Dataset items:
## Start
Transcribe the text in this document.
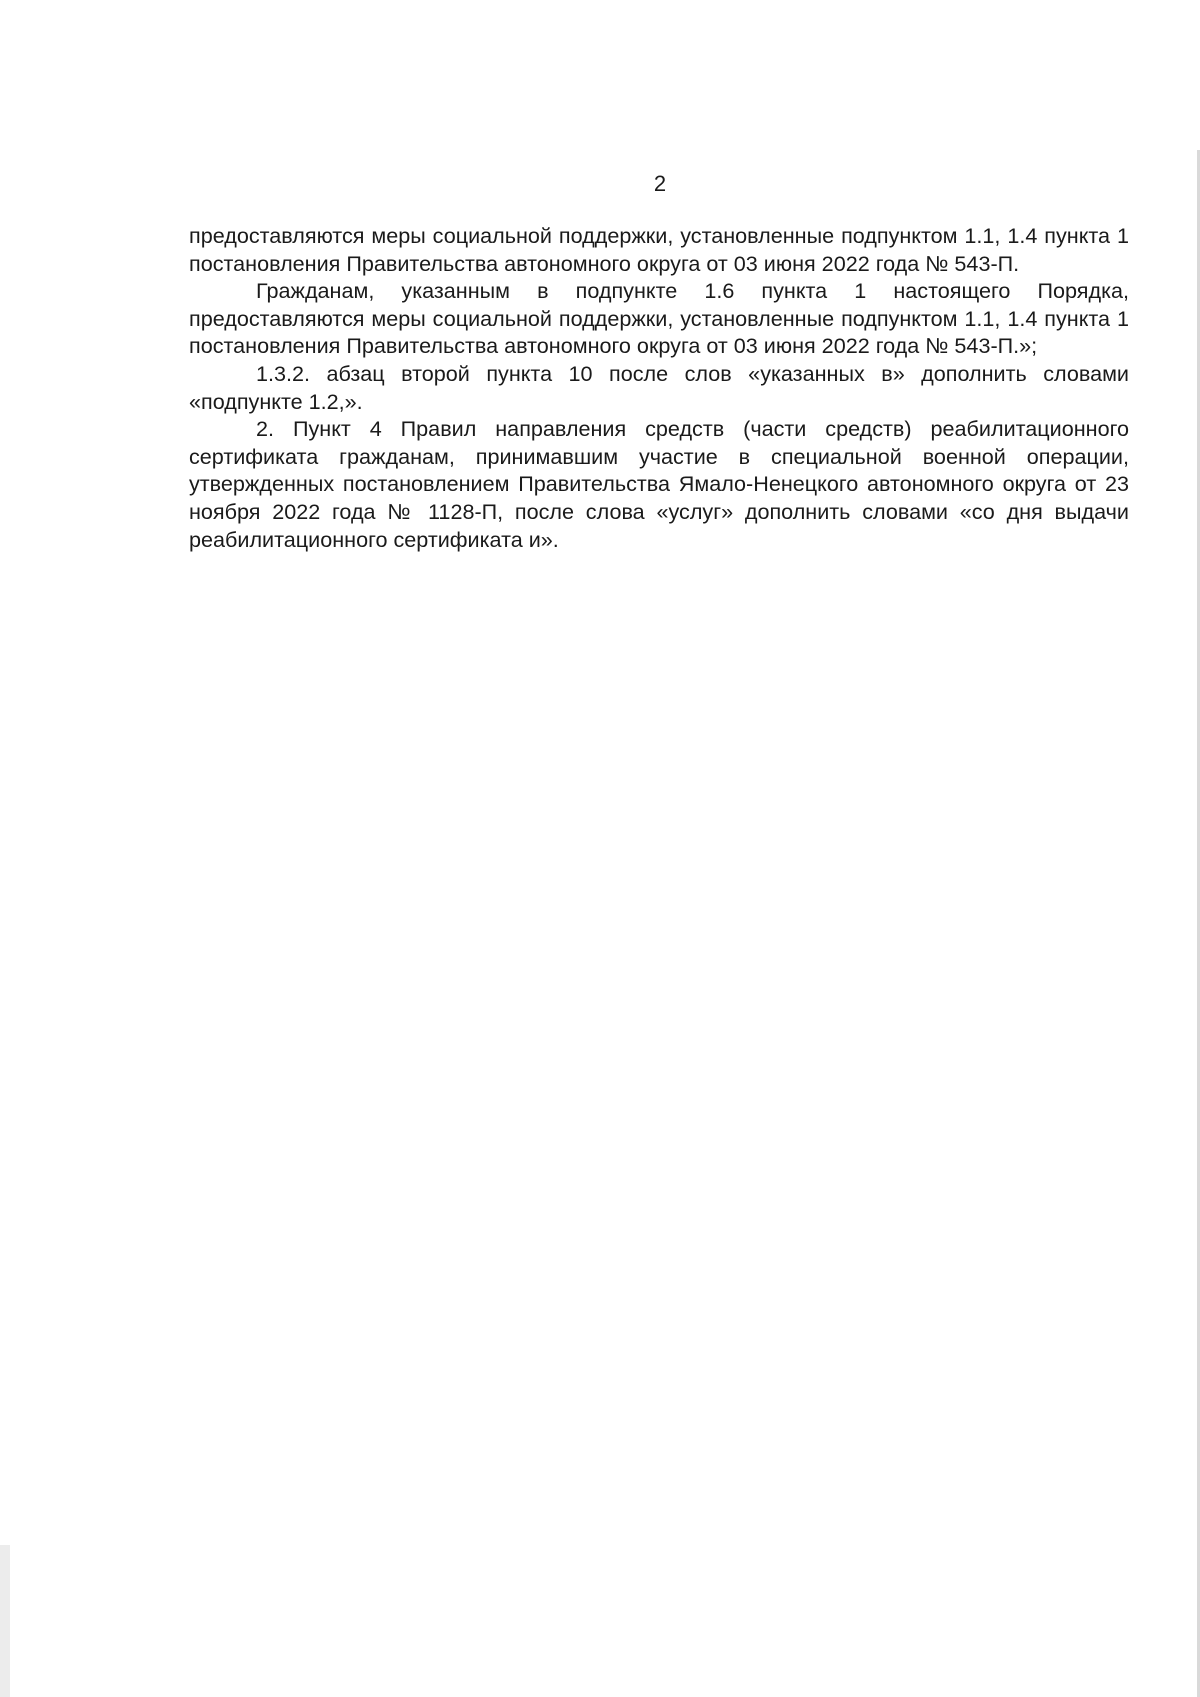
2

предоставляются меры социальной поддержки, установленные подпунктом 1.1, 1.4 пункта 1 постановления Правительства автономного округа от 03 июня 2022 года № 543-П.

Гражданам, указанным в подпункте 1.6 пункта 1 настоящего Порядка, предоставляются меры социальной поддержки, установленные подпунктом 1.1, 1.4 пункта 1 постановления Правительства автономного округа от 03 июня 2022 года № 543-П.»;

1.3.2. абзац второй пункта 10 после слов «указанных в» дополнить словами «подпункте 1.2,».

2. Пункт 4 Правил направления средств (части средств) реабилитационного сертификата гражданам, принимавшим участие в специальной военной операции, утвержденных постановлением Правительства Ямало-Ненецкого автономного округа от 23 ноября 2022 года № 1128-П, после слова «услуг» дополнить словами «со дня выдачи реабилитационного сертификата и».
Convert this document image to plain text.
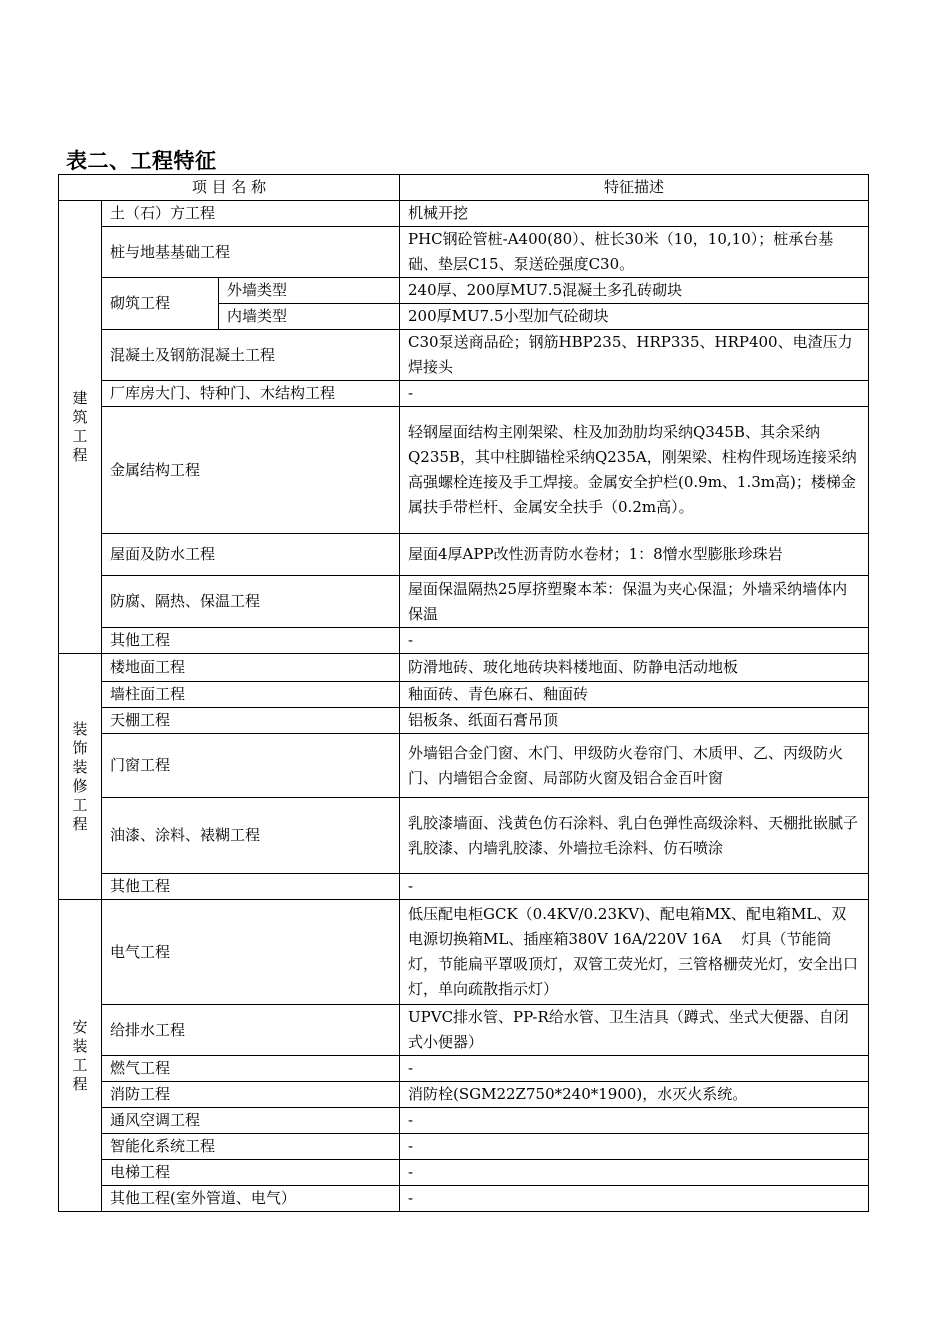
表二、工程特征
项 目 名 称			特征描述

建筑工程	土（石）方工程		机械开挖
	桩与地基基础工程		PHC钢砼管桩-A400(80）、桩长30米（10，10,10）；桩承台基础、垫层C15、泵送砼强度C30。
	砌筑工程	外墙类型	240厚、200厚MU7.5混凝土多孔砖砌块
		内墙类型	200厚MU7.5小型加气砼砌块
	混凝土及钢筋混凝土工程		C30泵送商品砼；钢筋HBP235、HRP335、HRP400、电渣压力焊接头
	厂库房大门、特种门、木结构工程		-
	金属结构工程		轻钢屋面结构主刚架梁、柱及加劲肋均采纳Q345B、其余采纳Q235B，其中柱脚锚栓采纳Q235A，刚架梁、柱构件现场连接采纳高强螺栓连接及手工焊接。金属安全护栏(0.9m、1.3m高)；楼梯金属扶手带栏杆、金属安全扶手（0.2m高）。
	屋面及防水工程		屋面4厚APP改性沥青防水卷材；1：8憎水型膨胀珍珠岩
	防腐、隔热、保温工程		屋面保温隔热25厚挤塑聚本苯：保温为夹心保温；外墙采纳墙体内保温
	其他工程		-

装饰装修工程	楼地面工程		防滑地砖、玻化地砖块料楼地面、防静电活动地板
	墙柱面工程		釉面砖、青色麻石、釉面砖
	天棚工程		铝板条、纸面石膏吊顶
	门窗工程		外墙铝合金门窗、木门、甲级防火卷帘门、木质甲、乙、丙级防火门、内墙铝合金窗、局部防火窗及铝合金百叶窗
	油漆、涂料、裱糊工程		乳胶漆墙面、浅黄色仿石涂料、乳白色弹性高级涂料、天棚批嵌腻子乳胶漆、内墙乳胶漆、外墙拉毛涂料、仿石喷涂
	其他工程		-

安装工程	电气工程		低压配电柜GCK（0.4KV/0.23KV)、配电箱MX、配电箱ML、双电源切换箱ML、插座箱380V 16A/220V 16A　 灯具（节能筒灯，节能扁平罩吸顶灯，双管工荧光灯，三管格栅荧光灯，安全出口灯，单向疏散指示灯）
	给排水工程		UPVC排水管、PP-R给水管、卫生洁具（蹲式、坐式大便器、自闭式小便器）
	燃气工程		-
	消防工程		消防栓(SGM22Z750*240*1900)，水灭火系统。
	通风空调工程		-
	智能化系统工程		-
	电梯工程		-
	其他工程(室外管道、电气）		-
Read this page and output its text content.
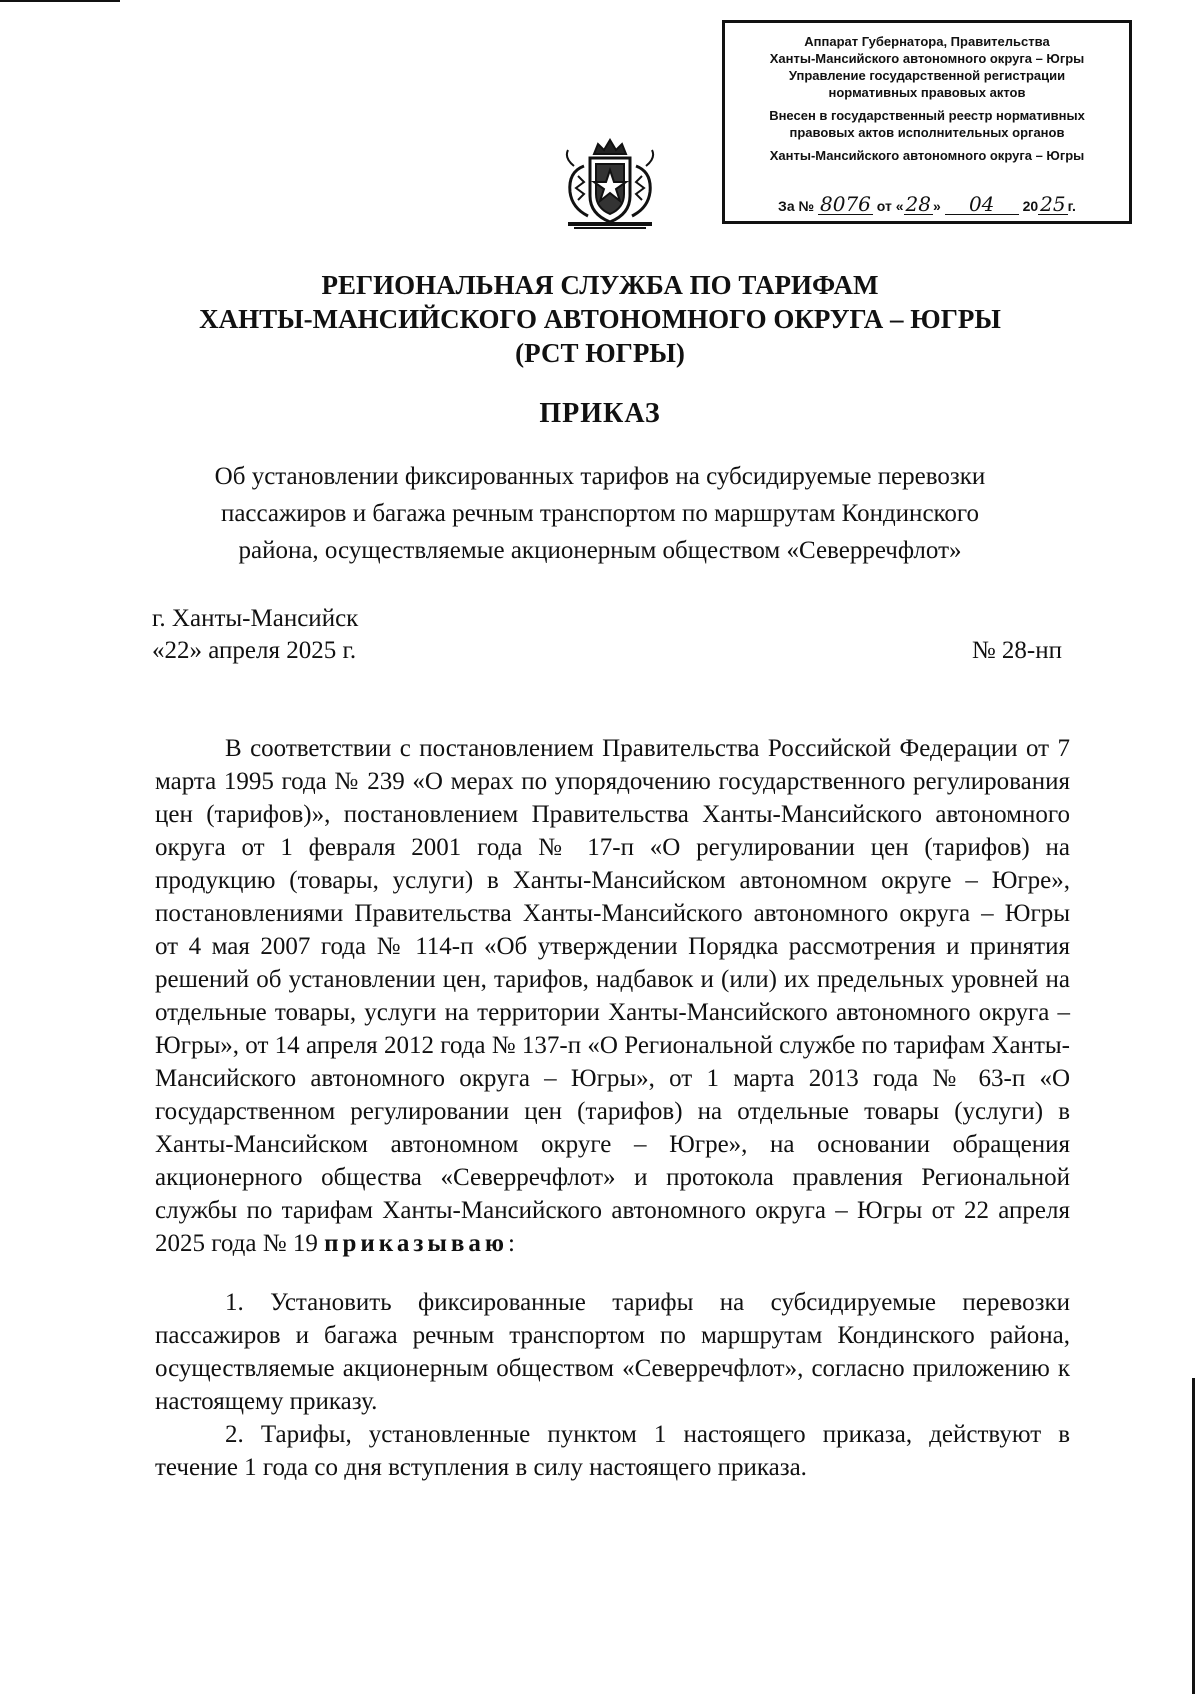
Аппарат Губернатора, Правительства
Ханты-Мансийского автономного округа – Югры
Управление государственной регистрации
нормативных правовых актов
Внесен в государственный реестр нормативных
правовых актов исполнительных органов
Ханты-Мансийского автономного округа – Югры
За № 8076 от « 28 » 04 20 25 г.
РЕГИОНАЛЬНАЯ СЛУЖБА ПО ТАРИФАМ
ХАНТЫ-МАНСИЙСКОГО АВТОНОМНОГО ОКРУГА – ЮГРЫ
(РСТ ЮГРЫ)
ПРИКАЗ
Об установлении фиксированных тарифов на субсидируемые перевозки
пассажиров и багажа речным транспортом по маршрутам Кондинского
района, осуществляемые акционерным обществом «Северречфлот»
г. Ханты-Мансийск
«22» апреля 2025 г.	№ 28-нп

В соответствии с постановлением Правительства Российской Федерации от 7 марта 1995 года № 239 «О мерах по упорядочению государственного регулирования цен (тарифов)», постановлением Правительства Ханты-Мансийского автономного округа от 1 февраля 2001 года № 17-п «О регулировании цен (тарифов) на продукцию (товары, услуги) в Ханты-Мансийском автономном округе – Югре», постановлениями Правительства Ханты-Мансийского автономного округа – Югры от 4 мая 2007 года № 114-п «Об утверждении Порядка рассмотрения и принятия решений об установлении цен, тарифов, надбавок и (или) их предельных уровней на отдельные товары, услуги на территории Ханты-Мансийского автономного округа – Югры», от 14 апреля 2012 года № 137-п «О Региональной службе по тарифам Ханты-Мансийского автономного округа – Югры», от 1 марта 2013 года № 63-п «О государственном регулировании цен (тарифов) на отдельные товары (услуги) в Ханты-Мансийском автономном округе – Югре», на основании обращения акционерного общества «Северречфлот» и протокола правления Региональной службы по тарифам Ханты-Мансийского автономного округа – Югры от 22 апреля 2025 года № 19 приказываю:

1. Установить фиксированные тарифы на субсидируемые перевозки пассажиров и багажа речным транспортом по маршрутам Кондинского района, осуществляемые акционерным обществом «Северречфлот», согласно приложению к настоящему приказу.

2. Тарифы, установленные пунктом 1 настоящего приказа, действуют в течение 1 года со дня вступления в силу настоящего приказа.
## End
= TASK OBJECTIVE =
Gather each line that holds "транспортом".

= COMPLETED TASK =
пассажиров и багажа речным транспортом по маршрутам Кондинского
1. Установить фиксированные тарифы на субсидируемые перевозки пассажиров и багажа речным транспортом по маршрутам Кондинского района, осуществляемые акционерным обществом «Северречфлот», согласно приложению к настоящему приказу.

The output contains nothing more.